• [LISTING]:
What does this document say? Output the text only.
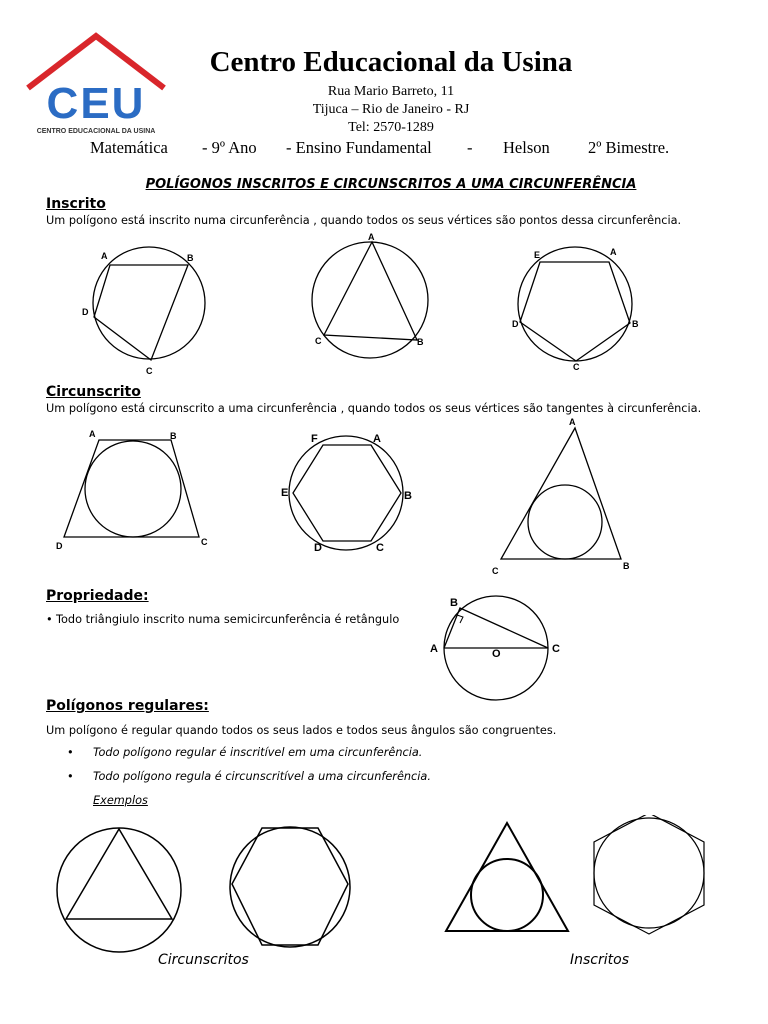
CEU
CENTRO EDUCACIONAL DA USINA
Centro Educacional da Usina
Rua Mario Barreto, 11
Tijuca – Rio de Janeiro - RJ
Tel: 2570-1289
Matemática - 9º Ano - Ensino Fundamental - Helson 2º Bimestre.
POLÍGONOS INSCRITOS E CIRCUNSCRITOS A UMA CIRCUNFERÊNCIA
Inscrito
Um polígono está inscrito numa circunferência , quando todos os seus vértices são pontos dessa circunferência.
A	B
C
D
A
B
C
E	A
B
C
D
Circunscrito
Um polígono está circunscrito a uma circunferência , quando todos os seus vértices são tangentes à circunferência.
A	B
C
D
F	A
B
C
D
E
A
B
C
Propriedade:
• Todo triângiulo inscrito numa semicircunferência é retângulo
B
A	C
O
Polígonos regulares:
Um polígono é regular quando todos os seus lados e todos seus ângulos são congruentes.
• Todo polígono regular é inscritível em uma circunferência.
• Todo polígono regula é circunscritível a uma circunferência.
Exemplos
Circunscritos	Inscritos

• [PROBLEM DETAILS]:
Repeat the data in full and exactly. Omit pictures.

• [THE RESPONSE]:
What does this document say? Output the text only.
CEU
CENTRO EDUCACIONAL DA USINA
Centro Educacional da Usina
Rua Mario Barreto, 11
Tijuca – Rio de Janeiro - RJ
Tel: 2570-1289
Matemática - 9º Ano - Ensino Fundamental - Helson 2º Bimestre.
POLÍGONOS INSCRITOS E CIRCUNSCRITOS A UMA CIRCUNFERÊNCIA
Inscrito
Um polígono está inscrito numa circunferência , quando todos os seus vértices são pontos dessa circunferência.
A	B
C
D
A
B
C
E	A
B
C
D
Circunscrito
Um polígono está circunscrito a uma circunferência , quando todos os seus vértices são tangentes à circunferência.
A	B
C
D
F	A
B
C
D
E
A
B
C
Propriedade:
• Todo triângiulo inscrito numa semicircunferência é retângulo
B
A	C
O
Polígonos regulares:
Um polígono é regular quando todos os seus lados e todos seus ângulos são congruentes.
• Todo polígono regular é inscritível em uma circunferência.
• Todo polígono regula é circunscritível a uma circunferência.
Exemplos
Circunscritos	Inscritos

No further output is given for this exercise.